--- START ---

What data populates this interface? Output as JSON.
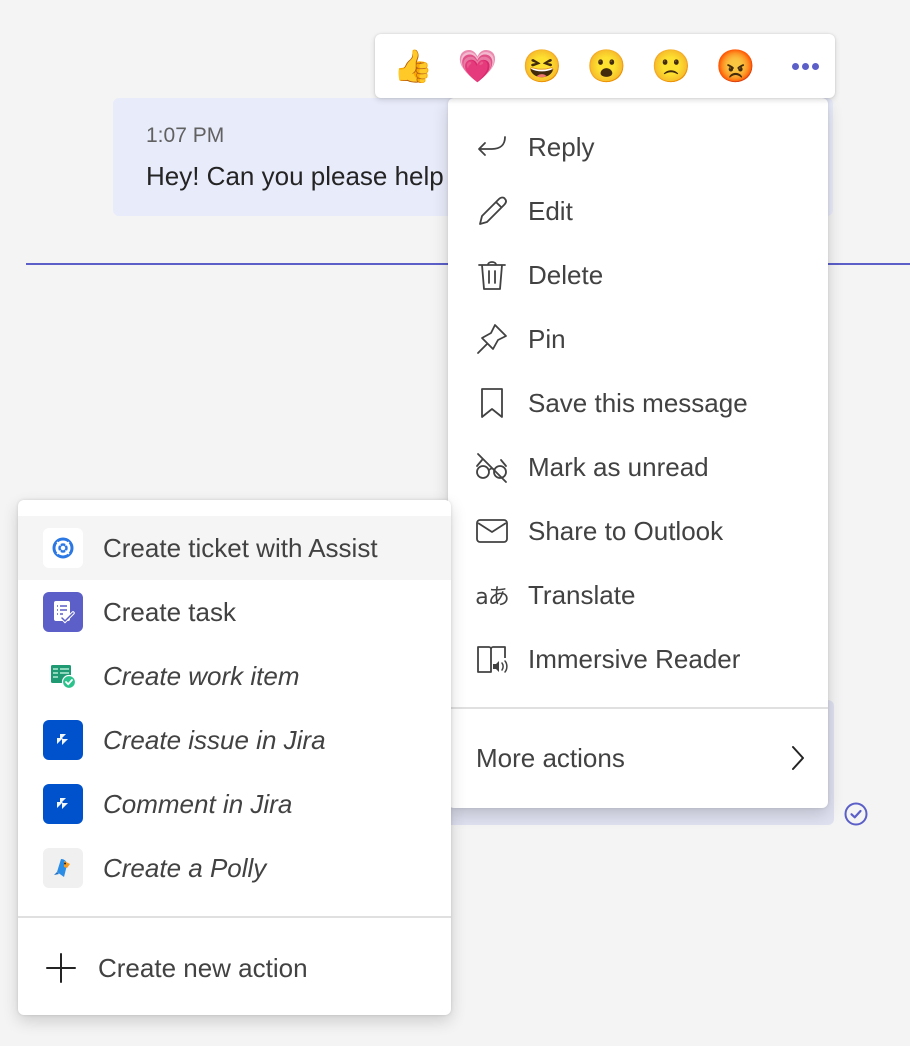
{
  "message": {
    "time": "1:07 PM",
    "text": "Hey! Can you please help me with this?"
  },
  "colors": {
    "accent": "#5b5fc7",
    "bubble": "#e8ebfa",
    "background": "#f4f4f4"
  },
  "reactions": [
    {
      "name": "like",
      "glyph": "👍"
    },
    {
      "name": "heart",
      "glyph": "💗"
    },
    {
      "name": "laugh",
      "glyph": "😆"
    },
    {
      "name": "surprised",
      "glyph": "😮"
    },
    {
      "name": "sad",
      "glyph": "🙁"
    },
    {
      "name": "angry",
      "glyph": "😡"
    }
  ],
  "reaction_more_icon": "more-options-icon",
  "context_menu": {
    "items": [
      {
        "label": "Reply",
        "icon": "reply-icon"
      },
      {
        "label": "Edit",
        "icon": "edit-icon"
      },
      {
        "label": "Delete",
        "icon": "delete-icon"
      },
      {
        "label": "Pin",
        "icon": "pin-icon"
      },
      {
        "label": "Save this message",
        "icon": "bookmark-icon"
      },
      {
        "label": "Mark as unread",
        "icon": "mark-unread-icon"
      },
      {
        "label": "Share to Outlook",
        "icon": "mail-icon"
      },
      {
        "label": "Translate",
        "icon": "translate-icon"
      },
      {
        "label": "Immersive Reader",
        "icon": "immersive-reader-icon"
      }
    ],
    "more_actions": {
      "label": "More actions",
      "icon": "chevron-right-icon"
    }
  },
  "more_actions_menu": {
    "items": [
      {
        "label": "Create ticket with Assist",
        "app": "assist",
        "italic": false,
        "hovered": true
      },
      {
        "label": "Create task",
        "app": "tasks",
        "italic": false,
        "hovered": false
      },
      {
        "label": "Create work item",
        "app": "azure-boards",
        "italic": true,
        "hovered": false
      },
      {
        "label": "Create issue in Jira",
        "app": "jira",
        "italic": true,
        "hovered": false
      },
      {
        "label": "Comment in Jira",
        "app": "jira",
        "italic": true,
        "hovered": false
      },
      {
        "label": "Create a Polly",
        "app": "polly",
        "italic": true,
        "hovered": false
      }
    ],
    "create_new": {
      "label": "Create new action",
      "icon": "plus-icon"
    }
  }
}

--- END ---

What needs to be done – Your answer should be a single number: how many lines in the data above include "unread"?

Written solution – 2